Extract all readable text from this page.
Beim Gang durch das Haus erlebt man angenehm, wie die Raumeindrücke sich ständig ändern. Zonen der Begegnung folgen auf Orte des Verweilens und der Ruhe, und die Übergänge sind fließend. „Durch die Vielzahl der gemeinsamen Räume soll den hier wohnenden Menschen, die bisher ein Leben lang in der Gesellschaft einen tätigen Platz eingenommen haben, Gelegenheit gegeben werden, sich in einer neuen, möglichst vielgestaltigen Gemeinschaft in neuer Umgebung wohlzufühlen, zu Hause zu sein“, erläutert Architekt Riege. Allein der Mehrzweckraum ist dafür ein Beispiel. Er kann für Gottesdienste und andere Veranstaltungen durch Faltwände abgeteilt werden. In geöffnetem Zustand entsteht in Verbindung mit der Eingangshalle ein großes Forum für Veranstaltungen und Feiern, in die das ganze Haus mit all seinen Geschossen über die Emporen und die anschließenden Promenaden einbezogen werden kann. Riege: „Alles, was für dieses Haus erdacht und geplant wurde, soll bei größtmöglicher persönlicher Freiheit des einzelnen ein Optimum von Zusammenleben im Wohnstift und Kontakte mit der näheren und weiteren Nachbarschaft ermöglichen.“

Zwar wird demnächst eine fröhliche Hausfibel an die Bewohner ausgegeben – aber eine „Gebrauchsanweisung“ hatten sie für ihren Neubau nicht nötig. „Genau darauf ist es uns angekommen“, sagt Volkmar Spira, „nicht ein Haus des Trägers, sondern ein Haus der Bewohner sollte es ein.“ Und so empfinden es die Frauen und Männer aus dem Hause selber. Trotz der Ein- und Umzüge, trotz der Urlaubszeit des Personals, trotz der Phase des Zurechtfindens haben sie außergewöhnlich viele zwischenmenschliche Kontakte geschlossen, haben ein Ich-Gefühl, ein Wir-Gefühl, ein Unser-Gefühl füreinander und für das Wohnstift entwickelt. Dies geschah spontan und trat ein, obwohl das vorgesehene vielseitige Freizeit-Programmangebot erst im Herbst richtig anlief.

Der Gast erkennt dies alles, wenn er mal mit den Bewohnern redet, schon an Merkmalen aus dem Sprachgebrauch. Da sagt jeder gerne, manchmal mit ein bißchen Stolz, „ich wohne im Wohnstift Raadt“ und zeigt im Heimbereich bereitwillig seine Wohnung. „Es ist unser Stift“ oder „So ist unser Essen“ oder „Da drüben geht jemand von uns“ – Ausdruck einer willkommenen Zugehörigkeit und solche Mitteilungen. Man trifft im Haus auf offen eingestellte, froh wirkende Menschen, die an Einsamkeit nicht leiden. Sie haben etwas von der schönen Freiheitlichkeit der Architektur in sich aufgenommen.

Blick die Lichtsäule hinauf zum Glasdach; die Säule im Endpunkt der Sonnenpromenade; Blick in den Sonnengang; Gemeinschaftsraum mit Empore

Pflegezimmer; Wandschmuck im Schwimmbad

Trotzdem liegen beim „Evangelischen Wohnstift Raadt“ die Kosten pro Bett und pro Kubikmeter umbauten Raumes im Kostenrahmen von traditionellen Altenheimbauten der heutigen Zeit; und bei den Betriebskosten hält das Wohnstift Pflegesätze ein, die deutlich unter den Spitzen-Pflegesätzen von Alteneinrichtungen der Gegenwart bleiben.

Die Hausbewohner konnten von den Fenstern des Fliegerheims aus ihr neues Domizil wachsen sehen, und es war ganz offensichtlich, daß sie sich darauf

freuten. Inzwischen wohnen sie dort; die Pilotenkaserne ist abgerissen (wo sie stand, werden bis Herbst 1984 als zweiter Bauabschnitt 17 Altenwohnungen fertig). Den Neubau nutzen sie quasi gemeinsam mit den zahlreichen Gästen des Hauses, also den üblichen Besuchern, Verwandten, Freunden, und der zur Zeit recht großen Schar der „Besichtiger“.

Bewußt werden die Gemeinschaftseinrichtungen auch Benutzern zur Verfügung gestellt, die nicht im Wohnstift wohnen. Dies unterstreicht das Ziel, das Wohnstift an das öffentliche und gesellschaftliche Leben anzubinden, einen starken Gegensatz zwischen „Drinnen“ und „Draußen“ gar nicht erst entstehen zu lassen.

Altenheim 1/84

* _What you have to do_
Output all of the material exactly as written.

* _Final answer_
Extract all readable text from this page.
Beim Gang durch das Haus erlebt man angenehm, wie die Raumeindrücke sich ständig ändern. Zonen der Begegnung folgen auf Orte des Verweilens und der Ruhe, und die Übergänge sind fließend. „Durch die Vielzahl der gemeinsamen Räume soll den hier wohnenden Menschen, die bisher ein Leben lang in der Gesellschaft einen tätigen Platz eingenommen haben, Gelegenheit gegeben werden, sich in einer neuen, möglichst vielgestaltigen Gemeinschaft in neuer Umgebung wohlzufühlen, zu Hause zu sein“, erläutert Architekt Riege. Allein der Mehrzweckraum ist dafür ein Beispiel. Er kann für Gottesdienste und andere Veranstaltungen durch Faltwände abgeteilt werden. In geöffnetem Zustand entsteht in Verbindung mit der Eingangshalle ein großes Forum für Veranstaltungen und Feiern, in die das ganze Haus mit all seinen Geschossen über die Emporen und die anschließenden Promenaden einbezogen werden kann. Riege: „Alles, was für dieses Haus erdacht und geplant wurde, soll bei größtmöglicher persönlicher Freiheit des einzelnen ein Optimum von Zusammenleben im Wohnstift und Kontakte mit der näheren und weiteren Nachbarschaft ermöglichen.“

Zwar wird demnächst eine fröhliche Hausfibel an die Bewohner ausgegeben – aber eine „Gebrauchsanweisung“ hatten sie für ihren Neubau nicht nötig. „Genau darauf ist es uns angekommen“, sagt Volkmar Spira, „nicht ein Haus des Trägers, sondern ein Haus der Bewohner sollte es ein.“ Und so empfinden es die Frauen und Männer aus dem Hause selber. Trotz der Ein- und Umzüge, trotz der Urlaubszeit des Personals, trotz der Phase des Zurechtfindens haben sie außergewöhnlich viele zwischenmenschliche Kontakte geschlossen, haben ein Ich-Gefühl, ein Wir-Gefühl, ein Unser-Gefühl füreinander und für das Wohnstift entwickelt. Dies geschah spontan und trat ein, obwohl das vorgesehene vielseitige Freizeit-Programmangebot erst im Herbst richtig anlief.

Der Gast erkennt dies alles, wenn er mal mit den Bewohnern redet, schon an Merkmalen aus dem Sprachgebrauch. Da sagt jeder gerne, manchmal mit ein bißchen Stolz, „ich wohne im Wohnstift Raadt“ und zeigt im Heimbereich bereitwillig seine Wohnung. „Es ist unser Stift“ oder „So ist unser Essen“ oder „Da drüben geht jemand von uns“ – Ausdruck einer willkommenen Zugehörigkeit und solche Mitteilungen. Man trifft im Haus auf offen eingestellte, froh wirkende Menschen, die an Einsamkeit nicht leiden. Sie haben etwas von der schönen Freiheitlichkeit der Architektur in sich aufgenommen.

Blick die Lichtsäule hinauf zum Glasdach; die Säule im Endpunkt der Sonnenpromenade; Blick in den Sonnengang; Gemeinschaftsraum mit Empore

Pflegezimmer; Wandschmuck im Schwimmbad

Trotzdem liegen beim „Evangelischen Wohnstift Raadt“ die Kosten pro Bett und pro Kubikmeter umbauten Raumes im Kostenrahmen von traditionellen Altenheimbauten der heutigen Zeit; und bei den Betriebskosten hält das Wohnstift Pflegesätze ein, die deutlich unter den Spitzen-Pflegesätzen von Alteneinrichtungen der Gegenwart bleiben.

Die Hausbewohner konnten von den Fenstern des Fliegerheims aus ihr neues Domizil wachsen sehen, und es war ganz offensichtlich, daß sie sich darauf

freuten. Inzwischen wohnen sie dort; die Pilotenkaserne ist abgerissen (wo sie stand, werden bis Herbst 1984 als zweiter Bauabschnitt 17 Altenwohnungen fertig). Den Neubau nutzen sie quasi gemeinsam mit den zahlreichen Gästen des Hauses, also den üblichen Besuchern, Verwandten, Freunden, und der zur Zeit recht großen Schar der „Besichtiger“.

Bewußt werden die Gemeinschaftseinrichtungen auch Benutzern zur Verfügung gestellt, die nicht im Wohnstift wohnen. Dies unterstreicht das Ziel, das Wohnstift an das öffentliche und gesellschaftliche Leben anzubinden, einen starken Gegensatz zwischen „Drinnen“ und „Draußen“ gar nicht erst entstehen zu lassen.

Altenheim 1/84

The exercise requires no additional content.